RECORDS SHOWN.
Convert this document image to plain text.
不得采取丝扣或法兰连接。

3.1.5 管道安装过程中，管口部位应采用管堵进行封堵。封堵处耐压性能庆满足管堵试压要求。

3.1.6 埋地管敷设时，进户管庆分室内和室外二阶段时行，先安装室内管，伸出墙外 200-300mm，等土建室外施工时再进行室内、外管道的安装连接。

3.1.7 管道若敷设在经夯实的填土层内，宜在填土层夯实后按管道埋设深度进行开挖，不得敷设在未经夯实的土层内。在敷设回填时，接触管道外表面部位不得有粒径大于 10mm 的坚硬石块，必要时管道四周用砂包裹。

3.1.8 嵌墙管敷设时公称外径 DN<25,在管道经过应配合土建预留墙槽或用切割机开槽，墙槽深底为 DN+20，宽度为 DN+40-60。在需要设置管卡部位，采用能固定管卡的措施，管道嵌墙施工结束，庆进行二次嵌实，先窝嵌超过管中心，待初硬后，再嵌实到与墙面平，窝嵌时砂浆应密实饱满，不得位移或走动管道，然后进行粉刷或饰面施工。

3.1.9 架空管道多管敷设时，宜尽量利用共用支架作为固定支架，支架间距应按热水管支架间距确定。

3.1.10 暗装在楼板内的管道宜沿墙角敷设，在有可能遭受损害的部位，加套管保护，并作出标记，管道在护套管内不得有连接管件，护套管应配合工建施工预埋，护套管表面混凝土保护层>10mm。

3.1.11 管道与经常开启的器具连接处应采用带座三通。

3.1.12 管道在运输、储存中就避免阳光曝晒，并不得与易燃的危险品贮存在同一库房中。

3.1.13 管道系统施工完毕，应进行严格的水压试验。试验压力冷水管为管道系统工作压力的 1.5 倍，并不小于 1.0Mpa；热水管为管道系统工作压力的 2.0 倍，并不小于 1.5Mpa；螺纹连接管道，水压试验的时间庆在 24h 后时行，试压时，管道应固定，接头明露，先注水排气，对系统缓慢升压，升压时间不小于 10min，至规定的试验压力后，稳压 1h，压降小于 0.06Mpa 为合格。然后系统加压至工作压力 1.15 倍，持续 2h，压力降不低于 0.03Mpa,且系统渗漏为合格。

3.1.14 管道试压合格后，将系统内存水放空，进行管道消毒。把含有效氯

...

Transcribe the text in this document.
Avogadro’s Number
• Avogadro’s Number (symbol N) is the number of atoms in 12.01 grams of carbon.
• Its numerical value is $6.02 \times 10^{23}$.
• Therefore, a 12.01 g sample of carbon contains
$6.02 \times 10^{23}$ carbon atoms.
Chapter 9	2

...

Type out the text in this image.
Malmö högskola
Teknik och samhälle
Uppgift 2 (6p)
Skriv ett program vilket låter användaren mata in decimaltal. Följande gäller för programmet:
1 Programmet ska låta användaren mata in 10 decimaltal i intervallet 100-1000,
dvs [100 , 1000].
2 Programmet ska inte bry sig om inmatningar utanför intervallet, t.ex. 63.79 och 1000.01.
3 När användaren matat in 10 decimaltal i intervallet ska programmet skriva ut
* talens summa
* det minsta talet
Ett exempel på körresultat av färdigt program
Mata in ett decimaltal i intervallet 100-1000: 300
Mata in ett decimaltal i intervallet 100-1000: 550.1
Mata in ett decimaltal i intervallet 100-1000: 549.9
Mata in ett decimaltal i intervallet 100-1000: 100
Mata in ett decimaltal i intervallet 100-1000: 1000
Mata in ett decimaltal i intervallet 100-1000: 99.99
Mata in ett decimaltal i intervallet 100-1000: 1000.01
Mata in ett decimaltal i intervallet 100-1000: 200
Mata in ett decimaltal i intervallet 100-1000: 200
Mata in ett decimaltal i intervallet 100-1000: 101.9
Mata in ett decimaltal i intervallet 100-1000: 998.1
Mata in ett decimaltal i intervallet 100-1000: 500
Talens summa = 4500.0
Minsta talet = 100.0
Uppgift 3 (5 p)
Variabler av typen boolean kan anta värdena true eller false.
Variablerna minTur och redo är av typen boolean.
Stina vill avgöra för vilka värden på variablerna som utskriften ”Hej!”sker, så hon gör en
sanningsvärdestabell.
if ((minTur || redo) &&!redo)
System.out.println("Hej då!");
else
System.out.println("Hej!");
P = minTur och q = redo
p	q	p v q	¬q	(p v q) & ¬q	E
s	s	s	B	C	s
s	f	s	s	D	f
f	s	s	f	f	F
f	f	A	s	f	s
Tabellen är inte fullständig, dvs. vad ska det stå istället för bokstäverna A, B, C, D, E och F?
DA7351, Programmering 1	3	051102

PROBLEM STATEMENT. Above are the records; copy every line in them that holds the word "boolean".

RESULT OF THIS TASK.
Variabler av typen boolean kan anta värdena true eller false.
Variablerna minTur och redo är av typen boolean.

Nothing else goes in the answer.